MOVIES : ON LOCATION : Concept: The Player Loses His Job : Michael Tolkin, who wrote the book on Hollywood with ‘The Player,’ turns to recession, death of an L.A. dream and the ‘90s. (But wait, ‘The New Age’ is supposed to be funny too.)
- Share via
It was Melrose Avenue, says Michael Tolkin, that provided the inspiration for the follow-up to “The Player,” his critically acclaimed novel-turned-screenplay that made him something of a player himself. Daily walks on Melrose between Fairfax and La Brea, where he lived until a couple of months ago, served as a font of stories and dreams.
“I saw Melrose turn from a strip of furniture refinishers and reupholsterers to a bunch of high-fashion boutiques to a cheap-shopping, T-shirt street not unlike the Boardwalk in Venice,” the director recalls, taking a huge bite out of an overstuffed tortilla in his plasterboard, industrial-carpeted office. “Stores were offering deeper and deeper discounts . . . 10% off, 70% off . . . everything must go! You saw the economy crumbling. This is the story of area code 310’s fear of becoming 213.”
Determined to write about the Los Angeles he saw, Tolkin, 42, came up with “The New Age,” which he has been shooting in and around town for the past two months. A humorous take on a modern-day melodrama, the story tells of a fast-track couple (Peter Weller and Judy Davis) forced to reassess their lives and their love when economic hardship sets in. By opening a boutique, ironically called “Hipocracy,” the characters hope not only to avoid the “humiliation” of 9-to-5 jobs but to raise enough money to divorce. Dealing with their internal crisis brings them face to face with such external realities as the AIDS epidemic, the right-to-die movement, telemarketing overkill and the New Age quest for spirituality in a world defined by materialism.

EXERCISES:
1. Do these statements agree with the article about Michael Tolkin? (a) Tolkin lived on Melrose between Fairfax and La Brea until a couple of months ago. (b) Peter Weller and Judy Davis play the couple in "The New Age." (c) The characters open their boutique to raise money for a wedding. Answer yes or no for each, and quote the deciding words of the article.
2. In the article about Michael Tolkin, what external realities does dealing with their internal crisis bring the couple face to face with? List all of them.
3. Reproduce word for word the stretch of the article about Michael Tolkin from "- Share via" through "stories and dreams.".

Layout element annotations:

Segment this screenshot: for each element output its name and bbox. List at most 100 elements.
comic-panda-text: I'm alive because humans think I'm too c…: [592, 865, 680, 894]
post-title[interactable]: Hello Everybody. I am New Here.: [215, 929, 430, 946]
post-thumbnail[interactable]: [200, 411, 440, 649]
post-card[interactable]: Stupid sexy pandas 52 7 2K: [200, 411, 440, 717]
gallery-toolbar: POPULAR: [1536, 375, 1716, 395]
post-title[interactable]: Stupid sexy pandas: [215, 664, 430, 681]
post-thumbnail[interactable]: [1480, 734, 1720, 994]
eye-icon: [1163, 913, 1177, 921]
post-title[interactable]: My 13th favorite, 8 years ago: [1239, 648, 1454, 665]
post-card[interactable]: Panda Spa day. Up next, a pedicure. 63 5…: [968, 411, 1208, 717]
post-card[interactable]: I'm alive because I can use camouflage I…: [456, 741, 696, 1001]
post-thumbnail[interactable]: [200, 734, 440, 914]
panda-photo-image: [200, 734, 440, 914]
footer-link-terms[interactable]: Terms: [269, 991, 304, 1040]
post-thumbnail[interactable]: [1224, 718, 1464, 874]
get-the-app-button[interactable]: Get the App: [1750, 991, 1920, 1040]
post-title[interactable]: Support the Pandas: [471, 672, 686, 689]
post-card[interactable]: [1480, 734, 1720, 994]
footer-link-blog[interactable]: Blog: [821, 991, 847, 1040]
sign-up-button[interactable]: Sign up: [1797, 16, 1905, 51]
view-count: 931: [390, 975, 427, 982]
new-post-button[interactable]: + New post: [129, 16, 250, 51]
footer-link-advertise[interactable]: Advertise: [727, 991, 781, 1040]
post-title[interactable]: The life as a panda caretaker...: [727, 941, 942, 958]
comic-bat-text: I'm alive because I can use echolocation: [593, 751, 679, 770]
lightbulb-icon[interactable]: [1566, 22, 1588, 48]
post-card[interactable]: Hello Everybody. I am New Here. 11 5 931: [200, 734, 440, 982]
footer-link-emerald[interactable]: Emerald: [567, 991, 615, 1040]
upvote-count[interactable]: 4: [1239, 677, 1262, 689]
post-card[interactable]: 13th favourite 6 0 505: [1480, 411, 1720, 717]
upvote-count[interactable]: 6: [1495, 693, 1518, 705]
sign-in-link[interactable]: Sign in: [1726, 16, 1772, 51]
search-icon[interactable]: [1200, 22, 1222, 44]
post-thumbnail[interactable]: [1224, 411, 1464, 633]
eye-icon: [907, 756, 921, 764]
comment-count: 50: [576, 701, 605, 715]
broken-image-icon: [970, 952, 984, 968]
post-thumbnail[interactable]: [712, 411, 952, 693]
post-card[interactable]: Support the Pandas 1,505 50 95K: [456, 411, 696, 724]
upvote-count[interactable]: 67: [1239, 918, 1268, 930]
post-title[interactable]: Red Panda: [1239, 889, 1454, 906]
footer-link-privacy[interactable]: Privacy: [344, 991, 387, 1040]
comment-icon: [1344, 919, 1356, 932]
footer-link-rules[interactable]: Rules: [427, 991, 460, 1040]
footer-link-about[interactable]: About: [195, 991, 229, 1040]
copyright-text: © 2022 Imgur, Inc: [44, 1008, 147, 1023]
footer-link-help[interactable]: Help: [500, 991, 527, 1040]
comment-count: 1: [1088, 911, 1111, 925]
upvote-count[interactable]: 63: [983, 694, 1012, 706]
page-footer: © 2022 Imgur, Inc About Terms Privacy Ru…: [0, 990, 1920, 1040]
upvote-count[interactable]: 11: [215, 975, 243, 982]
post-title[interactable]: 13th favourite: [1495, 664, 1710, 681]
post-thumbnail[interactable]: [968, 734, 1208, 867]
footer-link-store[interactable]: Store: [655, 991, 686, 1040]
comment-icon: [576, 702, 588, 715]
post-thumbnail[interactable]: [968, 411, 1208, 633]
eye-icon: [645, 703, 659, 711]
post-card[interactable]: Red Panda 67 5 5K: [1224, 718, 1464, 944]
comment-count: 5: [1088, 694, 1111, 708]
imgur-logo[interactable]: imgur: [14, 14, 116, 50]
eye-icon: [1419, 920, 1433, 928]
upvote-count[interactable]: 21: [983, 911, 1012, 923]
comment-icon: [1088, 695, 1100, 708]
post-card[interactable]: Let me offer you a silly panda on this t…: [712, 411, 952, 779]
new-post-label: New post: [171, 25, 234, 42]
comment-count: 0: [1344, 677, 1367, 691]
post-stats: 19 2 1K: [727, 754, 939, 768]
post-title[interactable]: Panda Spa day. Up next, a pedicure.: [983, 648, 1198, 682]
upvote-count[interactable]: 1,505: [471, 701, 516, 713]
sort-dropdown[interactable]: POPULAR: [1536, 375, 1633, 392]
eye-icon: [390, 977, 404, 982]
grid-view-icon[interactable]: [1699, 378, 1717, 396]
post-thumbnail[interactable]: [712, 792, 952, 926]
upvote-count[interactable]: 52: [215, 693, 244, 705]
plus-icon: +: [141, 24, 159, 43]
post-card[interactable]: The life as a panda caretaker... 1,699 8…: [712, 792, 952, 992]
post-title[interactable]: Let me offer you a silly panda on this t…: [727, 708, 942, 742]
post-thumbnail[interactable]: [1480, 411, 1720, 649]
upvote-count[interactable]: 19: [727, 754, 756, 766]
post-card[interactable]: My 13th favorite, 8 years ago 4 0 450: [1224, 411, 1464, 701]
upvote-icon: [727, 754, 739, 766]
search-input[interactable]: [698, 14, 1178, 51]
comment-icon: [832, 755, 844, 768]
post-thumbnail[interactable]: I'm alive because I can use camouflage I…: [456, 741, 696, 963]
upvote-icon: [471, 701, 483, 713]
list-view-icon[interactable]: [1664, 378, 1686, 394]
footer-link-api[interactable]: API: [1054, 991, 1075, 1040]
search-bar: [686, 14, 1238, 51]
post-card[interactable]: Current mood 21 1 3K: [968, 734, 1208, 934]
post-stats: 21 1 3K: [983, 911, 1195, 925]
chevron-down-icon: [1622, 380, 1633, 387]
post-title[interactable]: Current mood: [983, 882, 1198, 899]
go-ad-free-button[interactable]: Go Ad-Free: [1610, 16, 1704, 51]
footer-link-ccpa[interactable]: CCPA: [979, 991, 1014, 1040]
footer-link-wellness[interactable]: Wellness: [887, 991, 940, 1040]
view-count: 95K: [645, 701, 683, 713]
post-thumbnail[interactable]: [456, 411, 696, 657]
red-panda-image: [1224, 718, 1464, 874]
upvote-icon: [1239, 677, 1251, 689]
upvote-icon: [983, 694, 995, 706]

TASK SOLUTIONS:
1.
(a) Yes: "Daily walks on Melrose between Fairfax and La Brea, where he lived until a couple of months ago"
(b) Yes: "a fast-track couple (Peter Weller and Judy Davis)"
(c) No: "to raise enough money to divorce"

2.
- the AIDS epidemic
- the right-to-die movement
- telemarketing overkill
- the New Age quest for spirituality in a world defined by materialism

3.
- Share via
It was Melrose Avenue, says Michael Tolkin, that provided the inspiration for the follow-up to “The Player,” his critically acclaimed novel-turned-screenplay that made him something of a player himself. Daily walks on Melrose between Fairfax and La Brea, where he lived until a couple of months ago, served as a font of stories and dreams.